* _A block of data_

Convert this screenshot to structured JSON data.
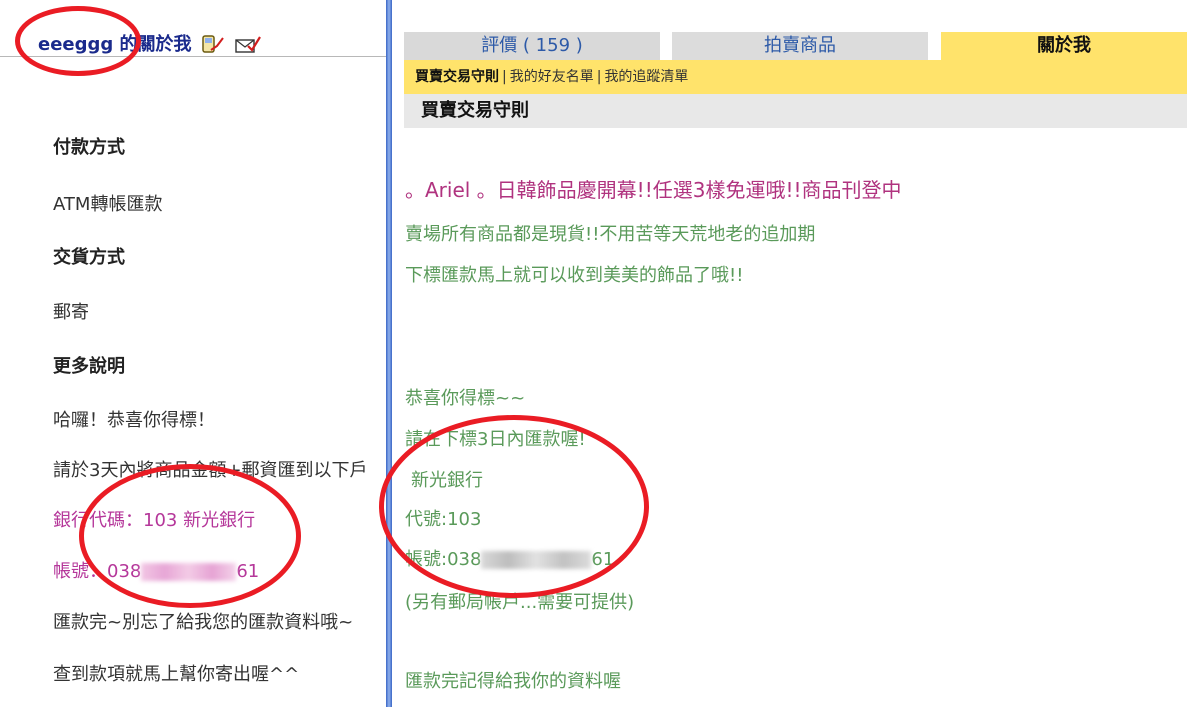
{
  "left": {
    "username": "eeeggg",
    "title_suffix": " 的關於我",
    "icons": [
      "phone-edit-icon",
      "mail-check-icon"
    ],
    "payment_heading": "付款方式",
    "payment_value": "ATM轉帳匯款",
    "delivery_heading": "交貨方式",
    "delivery_value": "郵寄",
    "more_heading": "更多說明",
    "lines": {
      "congrats": "哈囉！恭喜你得標！",
      "instruction": "請於3天內將商品金額+郵資匯到以下戶",
      "bank_code": "銀行代碼：103 新光銀行",
      "account_prefix": "帳號：038",
      "account_suffix": "61",
      "reminder": "匯款完~別忘了給我您的匯款資料哦~",
      "ship": "查到款項就馬上幫你寄出喔^^"
    }
  },
  "right": {
    "tabs": {
      "reviews": "評價 ( 159 )",
      "auction": "拍賣商品",
      "about": "關於我"
    },
    "subnav": {
      "rules": "買賣交易守則",
      "friends": "我的好友名單",
      "watchlist": "我的追蹤清單"
    },
    "section_title": "買賣交易守則",
    "promo": "。Ariel 。日韓飾品慶開幕!!任選3樣免運哦!!商品刊登中",
    "line1": "賣場所有商品都是現貨!!不用苦等天荒地老的追加期",
    "line2": "下標匯款馬上就可以收到美美的飾品了哦!!",
    "congrats": "恭喜你得標~~",
    "instruction": "請在下標3日內匯款喔!",
    "bank": "新光銀行",
    "code": "代號:103",
    "account_prefix": "帳號:038",
    "account_suffix": "61",
    "post_note": "(另有郵局帳戶...需要可提供)",
    "final": "匯款完記得給我你的資料喔"
  },
  "colors": {
    "tab_active": "#ffe36b",
    "tab_inactive": "#d9d9d9",
    "link_blue": "#2d5aa8",
    "pink_text": "#b5379a",
    "green_text": "#5a9a5a",
    "annotation_red": "#ea1c24"
  }
}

* _STATED EXERCISE_
Return all the entries word for word, but omit any pictures they contain.

* _THE RESPONSE_
Convert this screenshot to structured JSON data.
{
  "left": {
    "username": "eeeggg",
    "title_suffix": " 的關於我",
    "icons": [
      "phone-edit-icon",
      "mail-check-icon"
    ],
    "payment_heading": "付款方式",
    "payment_value": "ATM轉帳匯款",
    "delivery_heading": "交貨方式",
    "delivery_value": "郵寄",
    "more_heading": "更多說明",
    "lines": {
      "congrats": "哈囉！恭喜你得標！",
      "instruction": "請於3天內將商品金額+郵資匯到以下戶",
      "bank_code": "銀行代碼：103 新光銀行",
      "account_prefix": "帳號：038",
      "account_suffix": "61",
      "reminder": "匯款完~別忘了給我您的匯款資料哦~",
      "ship": "查到款項就馬上幫你寄出喔^^"
    }
  },
  "right": {
    "tabs": {
      "reviews": "評價 ( 159 )",
      "auction": "拍賣商品",
      "about": "關於我"
    },
    "subnav": {
      "rules": "買賣交易守則",
      "friends": "我的好友名單",
      "watchlist": "我的追蹤清單"
    },
    "section_title": "買賣交易守則",
    "promo": "。Ariel 。日韓飾品慶開幕!!任選3樣免運哦!!商品刊登中",
    "line1": "賣場所有商品都是現貨!!不用苦等天荒地老的追加期",
    "line2": "下標匯款馬上就可以收到美美的飾品了哦!!",
    "congrats": "恭喜你得標~~",
    "instruction": "請在下標3日內匯款喔!",
    "bank": "新光銀行",
    "code": "代號:103",
    "account_prefix": "帳號:038",
    "account_suffix": "61",
    "post_note": "(另有郵局帳戶...需要可提供)",
    "final": "匯款完記得給我你的資料喔"
  },
  "colors": {
    "tab_active": "#ffe36b",
    "tab_inactive": "#d9d9d9",
    "link_blue": "#2d5aa8",
    "pink_text": "#b5379a",
    "green_text": "#5a9a5a",
    "annotation_red": "#ea1c24"
  }
}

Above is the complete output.